Task details: Return every line of the records below verbatim, with no pictures in the copy.

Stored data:
※

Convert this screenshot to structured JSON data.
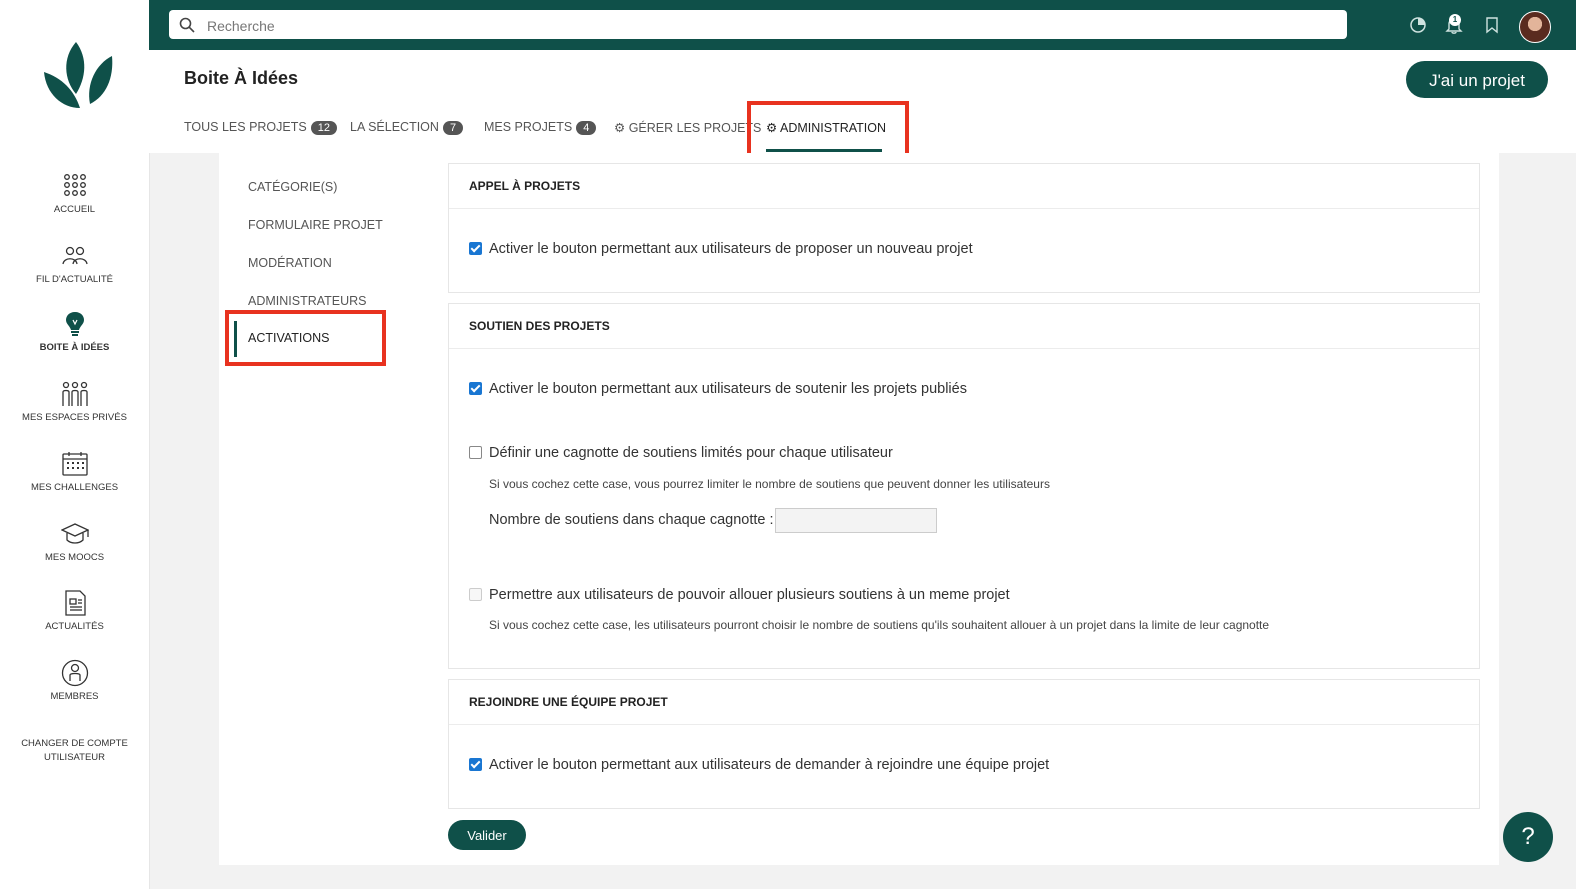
{
  "brand": {
    "accent": "#0f5049",
    "highlight": "#e8321f"
  },
  "sidebar": {
    "logo_icon": "leaf-logo-icon",
    "items": [
      {
        "label": "ACCUEIL",
        "icon": "grid-dots-icon"
      },
      {
        "label": "FIL D'ACTUALITÉ",
        "icon": "people-group-icon"
      },
      {
        "label": "BOITE À IDÉES",
        "icon": "lightbulb-icon",
        "active": true
      },
      {
        "label": "MES ESPACES PRIVÉS",
        "icon": "users-icon"
      },
      {
        "label": "MES CHALLENGES",
        "icon": "calendar-icon"
      },
      {
        "label": "MES MOOCS",
        "icon": "graduation-cap-icon"
      },
      {
        "label": "ACTUALITÉS",
        "icon": "document-icon"
      },
      {
        "label": "MEMBRES",
        "icon": "member-icon"
      }
    ],
    "switch_account": "CHANGER DE COMPTE UTILISATEUR"
  },
  "topbar": {
    "search_placeholder": "Recherche",
    "notif_count": "1"
  },
  "header": {
    "title": "Boite À Idées",
    "project_button": "J'ai un projet",
    "tabs": [
      {
        "label": "TOUS LES PROJETS",
        "count": "12"
      },
      {
        "label": "LA SÉLECTION",
        "count": "7"
      },
      {
        "label": "MES PROJETS",
        "count": "4"
      },
      {
        "label": "GÉRER LES PROJETS",
        "icon": "gear-icon"
      },
      {
        "label": "ADMINISTRATION",
        "icon": "gear-icon",
        "active": true
      }
    ]
  },
  "subnav": {
    "items": [
      "CATÉGORIE(S)",
      "FORMULAIRE PROJET",
      "MODÉRATION",
      "ADMINISTRATEURS",
      "ACTIVATIONS"
    ],
    "active": "ACTIVATIONS"
  },
  "sections": {
    "appel": {
      "title": "APPEL À PROJETS",
      "option": {
        "label": "Activer le bouton permettant aux utilisateurs de proposer un nouveau projet",
        "checked": true
      }
    },
    "soutien": {
      "title": "SOUTIEN DES PROJETS",
      "option1": {
        "label": "Activer le bouton permettant aux utilisateurs de soutenir les projets publiés",
        "checked": true
      },
      "option2": {
        "label": "Définir une cagnotte de soutiens limités pour chaque utilisateur",
        "checked": false
      },
      "option2_hint": "Si vous cochez cette case, vous pourrez limiter le nombre de soutiens que peuvent donner les utilisateurs",
      "field_label": "Nombre de soutiens dans chaque cagnotte :",
      "field_value": "",
      "option3": {
        "label": "Permettre aux utilisateurs de pouvoir allouer plusieurs soutiens à un meme projet",
        "checked": false,
        "disabled": true
      },
      "option3_hint": "Si vous cochez cette case, les utilisateurs pourront choisir le nombre de soutiens qu'ils souhaitent allouer à un projet dans la limite de leur cagnotte"
    },
    "equipe": {
      "title": "REJOINDRE UNE ÉQUIPE PROJET",
      "option": {
        "label": "Activer le bouton permettant aux utilisateurs de demander à rejoindre une équipe projet",
        "checked": true
      }
    }
  },
  "submit_label": "Valider",
  "help_label": "?"
}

※

Complete response:
Convert this screenshot to structured JSON data.
{
  "brand": {
    "accent": "#0f5049",
    "highlight": "#e8321f"
  },
  "sidebar": {
    "logo_icon": "leaf-logo-icon",
    "items": [
      {
        "label": "ACCUEIL",
        "icon": "grid-dots-icon"
      },
      {
        "label": "FIL D'ACTUALITÉ",
        "icon": "people-group-icon"
      },
      {
        "label": "BOITE À IDÉES",
        "icon": "lightbulb-icon",
        "active": true
      },
      {
        "label": "MES ESPACES PRIVÉS",
        "icon": "users-icon"
      },
      {
        "label": "MES CHALLENGES",
        "icon": "calendar-icon"
      },
      {
        "label": "MES MOOCS",
        "icon": "graduation-cap-icon"
      },
      {
        "label": "ACTUALITÉS",
        "icon": "document-icon"
      },
      {
        "label": "MEMBRES",
        "icon": "member-icon"
      }
    ],
    "switch_account": "CHANGER DE COMPTE UTILISATEUR"
  },
  "topbar": {
    "search_placeholder": "Recherche",
    "notif_count": "1"
  },
  "header": {
    "title": "Boite À Idées",
    "project_button": "J'ai un projet",
    "tabs": [
      {
        "label": "TOUS LES PROJETS",
        "count": "12"
      },
      {
        "label": "LA SÉLECTION",
        "count": "7"
      },
      {
        "label": "MES PROJETS",
        "count": "4"
      },
      {
        "label": "GÉRER LES PROJETS",
        "icon": "gear-icon"
      },
      {
        "label": "ADMINISTRATION",
        "icon": "gear-icon",
        "active": true
      }
    ]
  },
  "subnav": {
    "items": [
      "CATÉGORIE(S)",
      "FORMULAIRE PROJET",
      "MODÉRATION",
      "ADMINISTRATEURS",
      "ACTIVATIONS"
    ],
    "active": "ACTIVATIONS"
  },
  "sections": {
    "appel": {
      "title": "APPEL À PROJETS",
      "option": {
        "label": "Activer le bouton permettant aux utilisateurs de proposer un nouveau projet",
        "checked": true
      }
    },
    "soutien": {
      "title": "SOUTIEN DES PROJETS",
      "option1": {
        "label": "Activer le bouton permettant aux utilisateurs de soutenir les projets publiés",
        "checked": true
      },
      "option2": {
        "label": "Définir une cagnotte de soutiens limités pour chaque utilisateur",
        "checked": false
      },
      "option2_hint": "Si vous cochez cette case, vous pourrez limiter le nombre de soutiens que peuvent donner les utilisateurs",
      "field_label": "Nombre de soutiens dans chaque cagnotte :",
      "field_value": "",
      "option3": {
        "label": "Permettre aux utilisateurs de pouvoir allouer plusieurs soutiens à un meme projet",
        "checked": false,
        "disabled": true
      },
      "option3_hint": "Si vous cochez cette case, les utilisateurs pourront choisir le nombre de soutiens qu'ils souhaitent allouer à un projet dans la limite de leur cagnotte"
    },
    "equipe": {
      "title": "REJOINDRE UNE ÉQUIPE PROJET",
      "option": {
        "label": "Activer le bouton permettant aux utilisateurs de demander à rejoindre une équipe projet",
        "checked": true
      }
    }
  },
  "submit_label": "Valider",
  "help_label": "?"
}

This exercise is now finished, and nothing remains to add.